Starting at the first line and stopping after the line that contains "legend-label: Maira Figueiredo", rewrite those lines, switching "legend-label" to "legend-name" and keeping everything else the same.

Spatial annotation entries
Begin

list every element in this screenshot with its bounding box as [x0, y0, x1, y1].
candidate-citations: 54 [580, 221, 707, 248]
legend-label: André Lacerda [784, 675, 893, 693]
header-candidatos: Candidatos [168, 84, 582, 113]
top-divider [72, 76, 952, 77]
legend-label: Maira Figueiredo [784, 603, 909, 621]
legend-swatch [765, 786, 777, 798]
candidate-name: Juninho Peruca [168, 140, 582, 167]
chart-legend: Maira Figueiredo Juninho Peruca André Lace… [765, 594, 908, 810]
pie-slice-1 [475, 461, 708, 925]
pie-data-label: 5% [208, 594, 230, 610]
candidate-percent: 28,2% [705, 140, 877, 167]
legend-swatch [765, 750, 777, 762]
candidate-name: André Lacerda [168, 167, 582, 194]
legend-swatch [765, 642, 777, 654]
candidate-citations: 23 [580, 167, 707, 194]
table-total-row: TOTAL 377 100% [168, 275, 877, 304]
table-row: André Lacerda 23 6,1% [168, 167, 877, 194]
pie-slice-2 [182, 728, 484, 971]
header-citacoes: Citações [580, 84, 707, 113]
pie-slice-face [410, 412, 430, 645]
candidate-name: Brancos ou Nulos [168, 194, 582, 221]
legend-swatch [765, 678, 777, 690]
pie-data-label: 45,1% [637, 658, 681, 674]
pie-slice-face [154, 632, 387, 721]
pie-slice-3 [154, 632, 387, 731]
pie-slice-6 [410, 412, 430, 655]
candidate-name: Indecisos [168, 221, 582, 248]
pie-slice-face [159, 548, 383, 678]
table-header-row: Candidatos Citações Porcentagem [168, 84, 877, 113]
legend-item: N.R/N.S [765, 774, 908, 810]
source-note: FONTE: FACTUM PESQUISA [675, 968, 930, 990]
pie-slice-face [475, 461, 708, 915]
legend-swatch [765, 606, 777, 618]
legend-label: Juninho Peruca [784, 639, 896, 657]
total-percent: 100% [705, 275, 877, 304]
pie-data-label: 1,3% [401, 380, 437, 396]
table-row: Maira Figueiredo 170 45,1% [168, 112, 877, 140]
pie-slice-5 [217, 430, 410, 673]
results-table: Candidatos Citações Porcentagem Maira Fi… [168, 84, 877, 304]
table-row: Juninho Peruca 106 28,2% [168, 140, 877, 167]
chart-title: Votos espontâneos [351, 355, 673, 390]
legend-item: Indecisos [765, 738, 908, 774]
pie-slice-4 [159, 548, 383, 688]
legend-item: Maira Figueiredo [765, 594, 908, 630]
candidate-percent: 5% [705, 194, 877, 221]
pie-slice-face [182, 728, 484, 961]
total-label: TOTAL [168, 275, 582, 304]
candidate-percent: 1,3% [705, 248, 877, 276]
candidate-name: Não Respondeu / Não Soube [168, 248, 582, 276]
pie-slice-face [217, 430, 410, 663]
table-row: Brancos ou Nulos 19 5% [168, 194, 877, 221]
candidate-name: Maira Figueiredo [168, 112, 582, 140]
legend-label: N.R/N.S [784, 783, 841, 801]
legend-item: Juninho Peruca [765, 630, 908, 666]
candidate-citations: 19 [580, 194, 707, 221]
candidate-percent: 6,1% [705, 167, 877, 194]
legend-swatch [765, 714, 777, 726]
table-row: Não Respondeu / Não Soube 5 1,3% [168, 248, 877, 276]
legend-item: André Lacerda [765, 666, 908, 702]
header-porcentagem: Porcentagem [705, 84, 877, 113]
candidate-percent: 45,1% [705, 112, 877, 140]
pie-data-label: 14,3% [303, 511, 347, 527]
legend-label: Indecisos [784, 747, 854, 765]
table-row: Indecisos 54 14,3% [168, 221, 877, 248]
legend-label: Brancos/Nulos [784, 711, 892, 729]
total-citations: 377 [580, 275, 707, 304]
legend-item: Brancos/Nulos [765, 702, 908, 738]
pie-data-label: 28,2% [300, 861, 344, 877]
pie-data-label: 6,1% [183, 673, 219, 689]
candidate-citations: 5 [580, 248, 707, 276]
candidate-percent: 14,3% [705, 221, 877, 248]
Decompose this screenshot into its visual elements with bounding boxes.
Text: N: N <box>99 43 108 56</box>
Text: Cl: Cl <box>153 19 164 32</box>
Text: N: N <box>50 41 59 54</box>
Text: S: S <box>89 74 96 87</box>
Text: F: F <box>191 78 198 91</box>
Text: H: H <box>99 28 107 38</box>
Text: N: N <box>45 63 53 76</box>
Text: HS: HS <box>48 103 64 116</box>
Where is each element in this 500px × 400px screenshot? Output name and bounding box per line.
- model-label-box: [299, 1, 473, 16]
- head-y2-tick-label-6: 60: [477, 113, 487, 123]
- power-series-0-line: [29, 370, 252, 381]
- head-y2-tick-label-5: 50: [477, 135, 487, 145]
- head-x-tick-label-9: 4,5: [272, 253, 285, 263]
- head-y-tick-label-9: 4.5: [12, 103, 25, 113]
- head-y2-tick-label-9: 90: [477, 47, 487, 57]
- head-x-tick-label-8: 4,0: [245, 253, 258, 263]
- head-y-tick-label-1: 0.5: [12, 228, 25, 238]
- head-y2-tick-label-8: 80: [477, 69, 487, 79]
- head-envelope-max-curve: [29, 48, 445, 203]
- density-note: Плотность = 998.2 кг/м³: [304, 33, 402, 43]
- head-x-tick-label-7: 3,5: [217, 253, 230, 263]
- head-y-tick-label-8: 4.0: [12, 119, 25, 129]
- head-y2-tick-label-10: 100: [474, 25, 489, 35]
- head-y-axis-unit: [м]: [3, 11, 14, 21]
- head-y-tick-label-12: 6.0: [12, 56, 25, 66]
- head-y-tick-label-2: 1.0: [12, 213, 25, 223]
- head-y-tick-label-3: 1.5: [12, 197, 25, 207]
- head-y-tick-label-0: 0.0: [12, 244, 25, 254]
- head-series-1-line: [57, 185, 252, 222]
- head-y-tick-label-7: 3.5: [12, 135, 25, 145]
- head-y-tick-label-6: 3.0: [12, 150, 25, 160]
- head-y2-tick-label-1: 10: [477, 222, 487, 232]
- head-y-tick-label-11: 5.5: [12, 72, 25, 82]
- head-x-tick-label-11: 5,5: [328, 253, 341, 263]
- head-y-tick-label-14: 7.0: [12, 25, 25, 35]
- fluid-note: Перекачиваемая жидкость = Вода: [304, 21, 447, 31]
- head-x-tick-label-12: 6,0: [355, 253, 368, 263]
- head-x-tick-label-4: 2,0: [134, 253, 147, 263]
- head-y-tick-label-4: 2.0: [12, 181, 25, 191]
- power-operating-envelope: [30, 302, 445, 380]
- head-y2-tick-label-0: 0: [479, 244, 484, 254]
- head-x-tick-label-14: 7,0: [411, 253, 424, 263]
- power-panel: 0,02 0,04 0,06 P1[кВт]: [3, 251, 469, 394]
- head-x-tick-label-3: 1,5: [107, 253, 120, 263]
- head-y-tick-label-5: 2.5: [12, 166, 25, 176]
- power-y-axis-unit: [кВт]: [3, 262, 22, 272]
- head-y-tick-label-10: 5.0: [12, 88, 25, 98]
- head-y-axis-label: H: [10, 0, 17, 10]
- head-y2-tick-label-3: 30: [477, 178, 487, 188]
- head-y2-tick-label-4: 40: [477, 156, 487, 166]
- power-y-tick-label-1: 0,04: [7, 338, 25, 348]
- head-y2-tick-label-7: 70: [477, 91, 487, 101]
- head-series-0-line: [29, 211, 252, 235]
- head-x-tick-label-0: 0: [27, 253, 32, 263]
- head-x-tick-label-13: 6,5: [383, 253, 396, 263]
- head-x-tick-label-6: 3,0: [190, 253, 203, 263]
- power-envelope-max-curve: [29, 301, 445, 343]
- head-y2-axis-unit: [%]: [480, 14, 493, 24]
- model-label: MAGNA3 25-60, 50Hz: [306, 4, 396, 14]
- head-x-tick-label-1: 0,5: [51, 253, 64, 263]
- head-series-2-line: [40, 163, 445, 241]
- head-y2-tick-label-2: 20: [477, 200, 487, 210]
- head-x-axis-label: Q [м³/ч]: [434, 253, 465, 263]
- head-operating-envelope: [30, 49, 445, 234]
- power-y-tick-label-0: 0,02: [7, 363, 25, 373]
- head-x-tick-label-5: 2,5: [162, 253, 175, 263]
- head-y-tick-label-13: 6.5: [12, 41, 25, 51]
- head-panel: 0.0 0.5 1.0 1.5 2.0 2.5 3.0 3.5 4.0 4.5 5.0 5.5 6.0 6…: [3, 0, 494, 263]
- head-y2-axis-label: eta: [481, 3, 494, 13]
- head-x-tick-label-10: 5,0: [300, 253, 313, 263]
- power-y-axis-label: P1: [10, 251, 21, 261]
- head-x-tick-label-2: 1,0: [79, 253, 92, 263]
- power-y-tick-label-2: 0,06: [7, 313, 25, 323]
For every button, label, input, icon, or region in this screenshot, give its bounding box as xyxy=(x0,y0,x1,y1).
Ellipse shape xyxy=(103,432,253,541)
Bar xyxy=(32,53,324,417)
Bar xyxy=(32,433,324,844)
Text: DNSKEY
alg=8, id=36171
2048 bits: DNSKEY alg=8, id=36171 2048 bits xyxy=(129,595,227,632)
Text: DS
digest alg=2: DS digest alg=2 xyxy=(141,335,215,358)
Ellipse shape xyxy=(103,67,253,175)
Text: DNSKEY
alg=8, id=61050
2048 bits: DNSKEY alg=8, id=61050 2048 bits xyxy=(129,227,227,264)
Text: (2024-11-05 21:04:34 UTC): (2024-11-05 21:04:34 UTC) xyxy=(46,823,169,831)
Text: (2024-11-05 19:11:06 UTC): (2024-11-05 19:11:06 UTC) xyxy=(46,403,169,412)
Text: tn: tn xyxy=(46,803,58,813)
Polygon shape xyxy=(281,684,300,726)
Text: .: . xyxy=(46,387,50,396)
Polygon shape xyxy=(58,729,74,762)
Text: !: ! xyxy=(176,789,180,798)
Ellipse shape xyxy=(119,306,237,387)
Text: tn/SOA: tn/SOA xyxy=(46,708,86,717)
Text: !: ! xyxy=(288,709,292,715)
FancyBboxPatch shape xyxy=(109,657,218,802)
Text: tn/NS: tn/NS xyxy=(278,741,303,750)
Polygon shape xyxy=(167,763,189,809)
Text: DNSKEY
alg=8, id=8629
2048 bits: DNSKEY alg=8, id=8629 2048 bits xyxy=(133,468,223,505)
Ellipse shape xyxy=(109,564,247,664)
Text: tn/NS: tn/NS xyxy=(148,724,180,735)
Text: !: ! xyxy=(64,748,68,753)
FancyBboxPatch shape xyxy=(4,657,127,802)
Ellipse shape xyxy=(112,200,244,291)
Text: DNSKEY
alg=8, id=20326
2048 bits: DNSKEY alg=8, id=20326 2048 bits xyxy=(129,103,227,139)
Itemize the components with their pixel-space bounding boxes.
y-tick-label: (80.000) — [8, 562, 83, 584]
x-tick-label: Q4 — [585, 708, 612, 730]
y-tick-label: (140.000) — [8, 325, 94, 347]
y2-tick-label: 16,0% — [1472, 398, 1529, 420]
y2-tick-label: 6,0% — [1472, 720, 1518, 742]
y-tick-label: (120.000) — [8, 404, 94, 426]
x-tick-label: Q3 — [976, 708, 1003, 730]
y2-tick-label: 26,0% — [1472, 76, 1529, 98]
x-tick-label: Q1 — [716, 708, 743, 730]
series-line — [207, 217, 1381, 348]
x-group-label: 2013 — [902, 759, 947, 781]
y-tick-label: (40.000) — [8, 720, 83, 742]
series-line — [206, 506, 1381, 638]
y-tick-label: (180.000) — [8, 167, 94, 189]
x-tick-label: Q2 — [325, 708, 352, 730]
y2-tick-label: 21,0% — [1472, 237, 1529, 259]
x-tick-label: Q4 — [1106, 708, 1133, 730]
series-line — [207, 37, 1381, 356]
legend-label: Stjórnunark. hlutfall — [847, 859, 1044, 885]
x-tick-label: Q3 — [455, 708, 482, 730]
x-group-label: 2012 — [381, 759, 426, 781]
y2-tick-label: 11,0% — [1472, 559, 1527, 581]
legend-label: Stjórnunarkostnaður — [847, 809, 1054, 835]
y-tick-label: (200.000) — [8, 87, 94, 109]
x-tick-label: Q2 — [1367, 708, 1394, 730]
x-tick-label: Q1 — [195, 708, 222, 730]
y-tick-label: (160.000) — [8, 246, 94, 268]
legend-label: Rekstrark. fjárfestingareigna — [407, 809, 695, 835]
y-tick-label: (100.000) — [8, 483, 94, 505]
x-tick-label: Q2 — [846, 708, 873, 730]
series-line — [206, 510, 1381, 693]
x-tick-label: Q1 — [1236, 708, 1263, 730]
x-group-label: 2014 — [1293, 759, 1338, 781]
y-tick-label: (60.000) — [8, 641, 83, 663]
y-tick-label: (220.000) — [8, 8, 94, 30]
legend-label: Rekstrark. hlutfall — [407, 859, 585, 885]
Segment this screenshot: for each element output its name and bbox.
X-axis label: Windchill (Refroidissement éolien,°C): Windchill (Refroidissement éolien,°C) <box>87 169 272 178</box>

End

Response to the task:
list every element in this screenshot with its bounding box as [x0, y0, x1, y1].
candidate-citations: 54 [580, 221, 707, 248]
legend-name: André Lacerda [784, 675, 893, 693]
header-candidatos: Candidatos [168, 84, 582, 113]
top-divider [72, 76, 952, 77]
legend-name: Maira Figueiredo [784, 603, 909, 621]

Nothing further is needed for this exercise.